Data provided.
+++
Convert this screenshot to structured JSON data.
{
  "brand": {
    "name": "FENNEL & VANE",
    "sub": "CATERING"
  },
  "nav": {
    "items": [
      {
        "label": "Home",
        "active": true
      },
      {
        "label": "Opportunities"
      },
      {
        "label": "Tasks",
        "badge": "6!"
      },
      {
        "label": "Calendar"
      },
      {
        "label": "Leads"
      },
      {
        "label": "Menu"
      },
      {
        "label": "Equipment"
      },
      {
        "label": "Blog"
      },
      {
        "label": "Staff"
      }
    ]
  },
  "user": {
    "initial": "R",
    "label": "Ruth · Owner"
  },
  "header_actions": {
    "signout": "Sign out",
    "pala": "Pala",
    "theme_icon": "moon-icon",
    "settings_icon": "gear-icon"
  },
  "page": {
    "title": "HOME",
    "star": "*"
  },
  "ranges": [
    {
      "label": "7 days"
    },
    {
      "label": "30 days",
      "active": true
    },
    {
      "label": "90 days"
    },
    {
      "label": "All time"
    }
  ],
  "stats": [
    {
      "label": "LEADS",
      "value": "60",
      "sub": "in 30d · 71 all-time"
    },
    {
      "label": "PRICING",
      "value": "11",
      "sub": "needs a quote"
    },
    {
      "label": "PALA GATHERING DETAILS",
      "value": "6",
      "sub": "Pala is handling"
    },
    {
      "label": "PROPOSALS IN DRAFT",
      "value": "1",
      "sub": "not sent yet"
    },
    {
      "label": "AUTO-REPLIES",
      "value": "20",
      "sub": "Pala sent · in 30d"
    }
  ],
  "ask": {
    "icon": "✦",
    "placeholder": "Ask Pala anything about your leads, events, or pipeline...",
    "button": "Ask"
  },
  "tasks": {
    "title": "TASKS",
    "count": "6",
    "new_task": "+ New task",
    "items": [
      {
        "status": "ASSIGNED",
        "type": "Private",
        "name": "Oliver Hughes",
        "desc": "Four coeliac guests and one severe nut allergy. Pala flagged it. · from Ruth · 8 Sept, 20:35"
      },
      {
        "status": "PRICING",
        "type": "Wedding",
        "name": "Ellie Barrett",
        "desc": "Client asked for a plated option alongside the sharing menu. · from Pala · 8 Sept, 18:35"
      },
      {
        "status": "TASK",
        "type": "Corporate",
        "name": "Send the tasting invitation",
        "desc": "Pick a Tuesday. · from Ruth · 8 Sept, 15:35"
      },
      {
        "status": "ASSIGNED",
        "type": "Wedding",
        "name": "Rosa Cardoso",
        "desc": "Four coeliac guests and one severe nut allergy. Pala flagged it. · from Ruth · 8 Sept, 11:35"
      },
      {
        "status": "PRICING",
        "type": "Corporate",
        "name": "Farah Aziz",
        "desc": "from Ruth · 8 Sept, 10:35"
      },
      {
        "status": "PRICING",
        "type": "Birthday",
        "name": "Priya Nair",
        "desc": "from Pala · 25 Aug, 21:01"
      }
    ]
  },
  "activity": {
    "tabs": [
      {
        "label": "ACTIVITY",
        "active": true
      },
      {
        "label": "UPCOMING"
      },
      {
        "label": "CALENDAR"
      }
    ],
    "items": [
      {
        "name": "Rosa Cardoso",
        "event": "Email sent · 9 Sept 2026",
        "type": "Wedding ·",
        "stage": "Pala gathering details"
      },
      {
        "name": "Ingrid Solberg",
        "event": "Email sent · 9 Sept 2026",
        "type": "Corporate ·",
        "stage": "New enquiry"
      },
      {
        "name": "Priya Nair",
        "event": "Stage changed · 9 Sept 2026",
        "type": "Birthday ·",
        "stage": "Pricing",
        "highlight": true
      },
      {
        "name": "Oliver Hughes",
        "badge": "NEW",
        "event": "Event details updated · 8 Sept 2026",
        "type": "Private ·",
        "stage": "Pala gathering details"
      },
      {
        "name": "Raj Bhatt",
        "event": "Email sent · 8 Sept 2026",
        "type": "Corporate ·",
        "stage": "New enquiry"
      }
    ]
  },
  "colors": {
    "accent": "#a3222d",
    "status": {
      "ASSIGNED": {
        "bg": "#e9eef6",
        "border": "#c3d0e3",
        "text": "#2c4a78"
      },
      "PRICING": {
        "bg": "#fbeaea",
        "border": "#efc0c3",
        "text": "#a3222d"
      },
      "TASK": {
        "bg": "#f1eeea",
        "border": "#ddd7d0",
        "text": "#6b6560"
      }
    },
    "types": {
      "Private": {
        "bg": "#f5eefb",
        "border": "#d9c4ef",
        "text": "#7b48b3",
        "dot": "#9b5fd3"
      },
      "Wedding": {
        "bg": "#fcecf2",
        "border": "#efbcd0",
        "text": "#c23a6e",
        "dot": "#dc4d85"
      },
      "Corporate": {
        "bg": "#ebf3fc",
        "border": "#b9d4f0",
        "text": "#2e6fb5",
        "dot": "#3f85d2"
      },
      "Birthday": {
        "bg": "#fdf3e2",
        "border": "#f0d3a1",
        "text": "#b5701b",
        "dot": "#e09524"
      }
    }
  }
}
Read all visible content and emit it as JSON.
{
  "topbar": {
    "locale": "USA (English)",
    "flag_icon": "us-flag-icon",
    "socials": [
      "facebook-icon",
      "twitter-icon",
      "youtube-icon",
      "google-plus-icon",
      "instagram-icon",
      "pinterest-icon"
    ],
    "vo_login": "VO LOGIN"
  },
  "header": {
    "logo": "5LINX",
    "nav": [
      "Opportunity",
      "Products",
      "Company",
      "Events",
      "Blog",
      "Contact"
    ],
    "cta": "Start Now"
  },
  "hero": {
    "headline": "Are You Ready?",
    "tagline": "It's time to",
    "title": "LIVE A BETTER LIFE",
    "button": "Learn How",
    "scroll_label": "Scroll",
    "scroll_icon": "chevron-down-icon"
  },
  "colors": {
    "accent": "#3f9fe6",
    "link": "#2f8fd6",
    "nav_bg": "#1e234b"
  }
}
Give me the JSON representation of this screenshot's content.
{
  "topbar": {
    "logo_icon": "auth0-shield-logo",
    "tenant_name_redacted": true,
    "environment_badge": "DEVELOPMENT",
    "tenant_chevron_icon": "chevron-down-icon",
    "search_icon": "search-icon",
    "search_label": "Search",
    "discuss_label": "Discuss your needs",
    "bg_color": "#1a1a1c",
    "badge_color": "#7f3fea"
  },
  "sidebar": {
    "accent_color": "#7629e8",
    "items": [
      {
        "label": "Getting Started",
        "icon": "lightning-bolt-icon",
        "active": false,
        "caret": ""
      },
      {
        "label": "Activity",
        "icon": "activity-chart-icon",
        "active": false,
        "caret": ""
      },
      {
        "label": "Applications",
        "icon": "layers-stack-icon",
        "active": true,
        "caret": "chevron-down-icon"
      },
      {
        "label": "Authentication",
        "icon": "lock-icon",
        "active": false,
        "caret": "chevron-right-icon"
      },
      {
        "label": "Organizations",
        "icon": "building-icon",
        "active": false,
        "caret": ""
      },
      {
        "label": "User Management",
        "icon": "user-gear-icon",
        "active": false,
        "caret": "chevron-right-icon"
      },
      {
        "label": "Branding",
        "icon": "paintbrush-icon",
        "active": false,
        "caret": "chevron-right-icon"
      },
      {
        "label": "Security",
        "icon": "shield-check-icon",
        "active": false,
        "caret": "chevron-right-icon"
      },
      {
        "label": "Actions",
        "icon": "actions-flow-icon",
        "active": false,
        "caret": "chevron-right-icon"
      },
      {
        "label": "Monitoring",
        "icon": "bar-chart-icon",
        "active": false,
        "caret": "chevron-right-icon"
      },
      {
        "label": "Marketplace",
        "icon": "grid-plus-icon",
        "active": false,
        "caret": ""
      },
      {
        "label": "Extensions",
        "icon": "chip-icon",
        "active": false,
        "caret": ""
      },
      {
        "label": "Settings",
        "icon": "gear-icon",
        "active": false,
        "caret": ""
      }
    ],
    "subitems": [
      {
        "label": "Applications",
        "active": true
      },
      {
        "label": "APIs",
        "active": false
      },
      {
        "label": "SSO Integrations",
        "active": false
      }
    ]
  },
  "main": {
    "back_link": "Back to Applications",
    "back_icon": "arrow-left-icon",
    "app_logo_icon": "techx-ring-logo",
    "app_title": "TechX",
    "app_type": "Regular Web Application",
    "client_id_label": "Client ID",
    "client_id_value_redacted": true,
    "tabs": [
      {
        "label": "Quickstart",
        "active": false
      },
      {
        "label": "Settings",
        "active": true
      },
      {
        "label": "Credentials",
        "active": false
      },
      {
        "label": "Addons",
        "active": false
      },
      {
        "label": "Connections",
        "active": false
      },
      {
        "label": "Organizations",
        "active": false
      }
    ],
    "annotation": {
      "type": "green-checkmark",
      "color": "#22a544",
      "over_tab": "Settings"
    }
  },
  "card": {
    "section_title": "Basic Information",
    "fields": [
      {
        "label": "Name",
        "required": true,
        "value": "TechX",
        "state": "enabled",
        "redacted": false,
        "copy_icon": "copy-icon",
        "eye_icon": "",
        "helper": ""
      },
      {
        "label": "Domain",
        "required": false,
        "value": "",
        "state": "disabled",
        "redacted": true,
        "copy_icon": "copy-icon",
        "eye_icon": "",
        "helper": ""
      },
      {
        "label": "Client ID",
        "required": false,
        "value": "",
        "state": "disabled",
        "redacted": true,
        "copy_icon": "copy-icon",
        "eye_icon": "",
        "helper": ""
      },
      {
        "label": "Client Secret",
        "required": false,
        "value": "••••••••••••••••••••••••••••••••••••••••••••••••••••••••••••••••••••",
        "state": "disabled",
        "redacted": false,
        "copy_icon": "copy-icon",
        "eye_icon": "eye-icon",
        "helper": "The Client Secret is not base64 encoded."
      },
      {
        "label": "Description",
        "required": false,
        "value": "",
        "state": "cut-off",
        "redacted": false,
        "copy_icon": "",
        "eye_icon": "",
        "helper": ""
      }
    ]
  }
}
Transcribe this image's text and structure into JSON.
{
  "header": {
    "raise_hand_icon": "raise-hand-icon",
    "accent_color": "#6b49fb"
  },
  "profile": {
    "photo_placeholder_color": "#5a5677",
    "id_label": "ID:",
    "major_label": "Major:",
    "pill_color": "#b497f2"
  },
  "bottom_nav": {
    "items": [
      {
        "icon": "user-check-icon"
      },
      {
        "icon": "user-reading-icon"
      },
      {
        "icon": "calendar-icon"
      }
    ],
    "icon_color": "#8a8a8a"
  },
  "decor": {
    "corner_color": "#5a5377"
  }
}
+++
Required work. Look through the material and copy each line that has "JSON".

Solution to this problem.
Convert this screenshot to structured JSON data.
Read all visible content and emit it as JSON.
Give me the JSON representation of this screenshot's content.
Transcribe this image's text and structure into JSON.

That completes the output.